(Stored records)
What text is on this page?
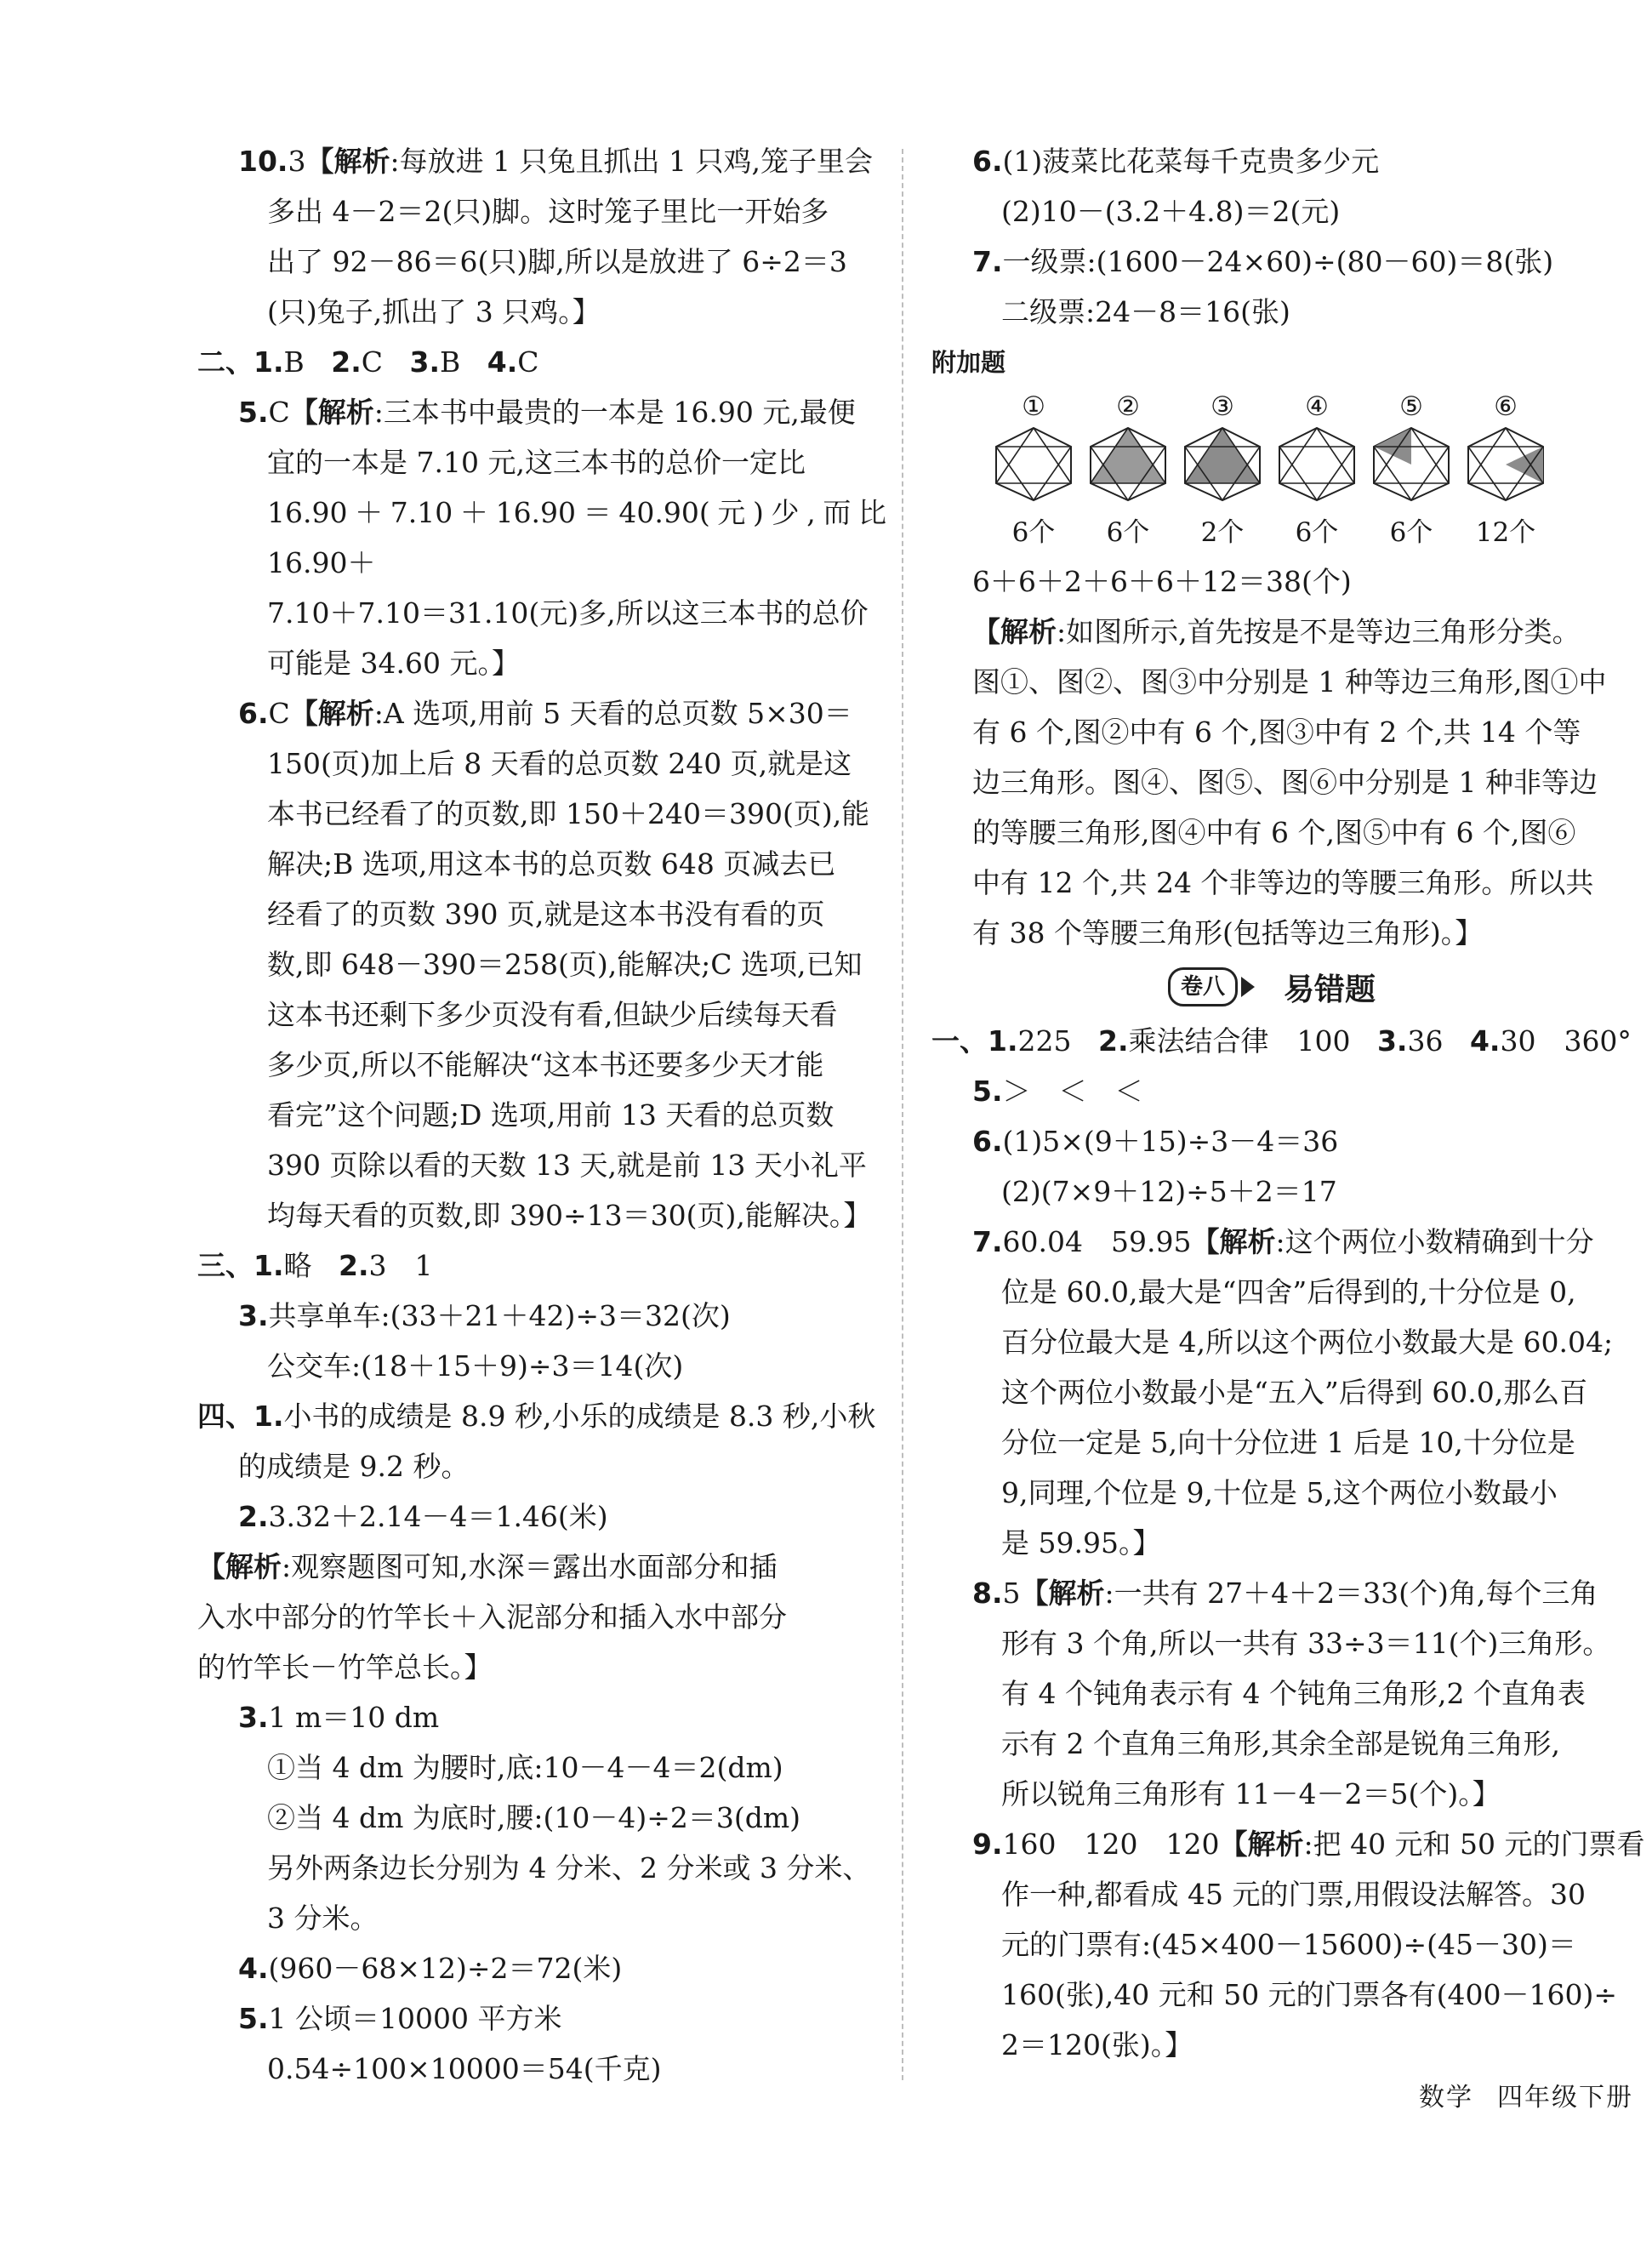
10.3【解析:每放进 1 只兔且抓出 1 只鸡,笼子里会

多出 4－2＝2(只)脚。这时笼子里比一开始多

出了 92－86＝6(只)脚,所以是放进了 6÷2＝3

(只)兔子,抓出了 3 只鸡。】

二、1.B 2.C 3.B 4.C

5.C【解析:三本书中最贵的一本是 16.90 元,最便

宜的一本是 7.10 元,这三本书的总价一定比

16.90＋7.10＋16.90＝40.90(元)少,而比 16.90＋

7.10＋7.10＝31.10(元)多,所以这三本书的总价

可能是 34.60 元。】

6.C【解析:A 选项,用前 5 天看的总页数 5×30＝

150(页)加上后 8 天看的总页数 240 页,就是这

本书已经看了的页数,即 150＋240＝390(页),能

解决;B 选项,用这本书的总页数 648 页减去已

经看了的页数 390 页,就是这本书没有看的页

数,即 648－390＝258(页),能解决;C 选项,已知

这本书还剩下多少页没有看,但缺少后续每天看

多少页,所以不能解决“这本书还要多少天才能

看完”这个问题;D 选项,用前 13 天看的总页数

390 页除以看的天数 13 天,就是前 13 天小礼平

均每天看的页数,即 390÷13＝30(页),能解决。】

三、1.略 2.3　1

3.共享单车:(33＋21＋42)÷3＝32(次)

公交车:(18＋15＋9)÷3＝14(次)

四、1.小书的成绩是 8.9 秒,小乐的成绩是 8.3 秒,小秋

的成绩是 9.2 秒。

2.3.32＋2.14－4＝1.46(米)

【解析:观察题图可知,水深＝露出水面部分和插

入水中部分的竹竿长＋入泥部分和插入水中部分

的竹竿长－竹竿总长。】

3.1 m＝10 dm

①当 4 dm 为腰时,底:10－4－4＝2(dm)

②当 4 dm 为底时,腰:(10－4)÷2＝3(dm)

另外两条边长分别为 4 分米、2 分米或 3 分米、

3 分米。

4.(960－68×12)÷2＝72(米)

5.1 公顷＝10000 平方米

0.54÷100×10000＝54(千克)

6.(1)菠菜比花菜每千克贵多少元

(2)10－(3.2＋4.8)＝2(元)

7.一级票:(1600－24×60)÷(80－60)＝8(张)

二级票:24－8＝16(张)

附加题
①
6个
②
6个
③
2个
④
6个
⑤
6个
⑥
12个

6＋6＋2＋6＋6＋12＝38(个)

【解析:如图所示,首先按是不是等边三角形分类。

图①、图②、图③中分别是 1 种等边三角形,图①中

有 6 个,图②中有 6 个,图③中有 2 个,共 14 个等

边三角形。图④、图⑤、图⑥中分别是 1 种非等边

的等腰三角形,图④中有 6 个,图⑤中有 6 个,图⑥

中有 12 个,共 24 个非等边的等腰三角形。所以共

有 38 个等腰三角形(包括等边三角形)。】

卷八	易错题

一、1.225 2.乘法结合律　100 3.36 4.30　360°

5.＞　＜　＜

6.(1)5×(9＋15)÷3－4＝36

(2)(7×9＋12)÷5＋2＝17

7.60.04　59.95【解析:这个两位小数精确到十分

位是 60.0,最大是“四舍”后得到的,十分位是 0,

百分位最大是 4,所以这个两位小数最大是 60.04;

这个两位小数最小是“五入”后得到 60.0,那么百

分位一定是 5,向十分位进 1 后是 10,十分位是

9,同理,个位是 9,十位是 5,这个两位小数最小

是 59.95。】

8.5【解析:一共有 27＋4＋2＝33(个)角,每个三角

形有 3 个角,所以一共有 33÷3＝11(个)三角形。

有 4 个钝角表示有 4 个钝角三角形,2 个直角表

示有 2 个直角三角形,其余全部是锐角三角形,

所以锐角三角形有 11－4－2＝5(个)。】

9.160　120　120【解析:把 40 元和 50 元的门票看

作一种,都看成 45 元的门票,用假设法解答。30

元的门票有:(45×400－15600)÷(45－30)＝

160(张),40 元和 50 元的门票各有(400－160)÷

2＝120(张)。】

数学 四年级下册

YOUR OBJECTIVE ▸ Retype the whole listing exactly and leave the pictures out.

TASK SOLUTION ▸
What text is on this page?
10.3【解析:每放进 1 只兔且抓出 1 只鸡,笼子里会

多出 4－2＝2(只)脚。这时笼子里比一开始多

出了 92－86＝6(只)脚,所以是放进了 6÷2＝3

(只)兔子,抓出了 3 只鸡。】

二、1.B 2.C 3.B 4.C

5.C【解析:三本书中最贵的一本是 16.90 元,最便

宜的一本是 7.10 元,这三本书的总价一定比

16.90＋7.10＋16.90＝40.90(元)少,而比 16.90＋

7.10＋7.10＝31.10(元)多,所以这三本书的总价

可能是 34.60 元。】

6.C【解析:A 选项,用前 5 天看的总页数 5×30＝

150(页)加上后 8 天看的总页数 240 页,就是这

本书已经看了的页数,即 150＋240＝390(页),能

解决;B 选项,用这本书的总页数 648 页减去已

经看了的页数 390 页,就是这本书没有看的页

数,即 648－390＝258(页),能解决;C 选项,已知

这本书还剩下多少页没有看,但缺少后续每天看

多少页,所以不能解决“这本书还要多少天才能

看完”这个问题;D 选项,用前 13 天看的总页数

390 页除以看的天数 13 天,就是前 13 天小礼平

均每天看的页数,即 390÷13＝30(页),能解决。】

三、1.略 2.3　1

3.共享单车:(33＋21＋42)÷3＝32(次)

公交车:(18＋15＋9)÷3＝14(次)

四、1.小书的成绩是 8.9 秒,小乐的成绩是 8.3 秒,小秋

的成绩是 9.2 秒。

2.3.32＋2.14－4＝1.46(米)

【解析:观察题图可知,水深＝露出水面部分和插

入水中部分的竹竿长＋入泥部分和插入水中部分

的竹竿长－竹竿总长。】

3.1 m＝10 dm

①当 4 dm 为腰时,底:10－4－4＝2(dm)

②当 4 dm 为底时,腰:(10－4)÷2＝3(dm)

另外两条边长分别为 4 分米、2 分米或 3 分米、

3 分米。

4.(960－68×12)÷2＝72(米)

5.1 公顷＝10000 平方米

0.54÷100×10000＝54(千克)

6.(1)菠菜比花菜每千克贵多少元

(2)10－(3.2＋4.8)＝2(元)

7.一级票:(1600－24×60)÷(80－60)＝8(张)

二级票:24－8＝16(张)

附加题
①
6个
②
6个
③
2个
④
6个
⑤
6个
⑥
12个

6＋6＋2＋6＋6＋12＝38(个)

【解析:如图所示,首先按是不是等边三角形分类。

图①、图②、图③中分别是 1 种等边三角形,图①中

有 6 个,图②中有 6 个,图③中有 2 个,共 14 个等

边三角形。图④、图⑤、图⑥中分别是 1 种非等边

的等腰三角形,图④中有 6 个,图⑤中有 6 个,图⑥

中有 12 个,共 24 个非等边的等腰三角形。所以共

有 38 个等腰三角形(包括等边三角形)。】

卷八	易错题

一、1.225 2.乘法结合律　100 3.36 4.30　360°

5.＞　＜　＜

6.(1)5×(9＋15)÷3－4＝36

(2)(7×9＋12)÷5＋2＝17

7.60.04　59.95【解析:这个两位小数精确到十分

位是 60.0,最大是“四舍”后得到的,十分位是 0,

百分位最大是 4,所以这个两位小数最大是 60.04;

这个两位小数最小是“五入”后得到 60.0,那么百

分位一定是 5,向十分位进 1 后是 10,十分位是

9,同理,个位是 9,十位是 5,这个两位小数最小

是 59.95。】

8.5【解析:一共有 27＋4＋2＝33(个)角,每个三角

形有 3 个角,所以一共有 33÷3＝11(个)三角形。

有 4 个钝角表示有 4 个钝角三角形,2 个直角表

示有 2 个直角三角形,其余全部是锐角三角形,

所以锐角三角形有 11－4－2＝5(个)。】

9.160　120　120【解析:把 40 元和 50 元的门票看

作一种,都看成 45 元的门票,用假设法解答。30

元的门票有:(45×400－15600)÷(45－30)＝

160(张),40 元和 50 元的门票各有(400－160)÷

2＝120(张)。】

数学 四年级下册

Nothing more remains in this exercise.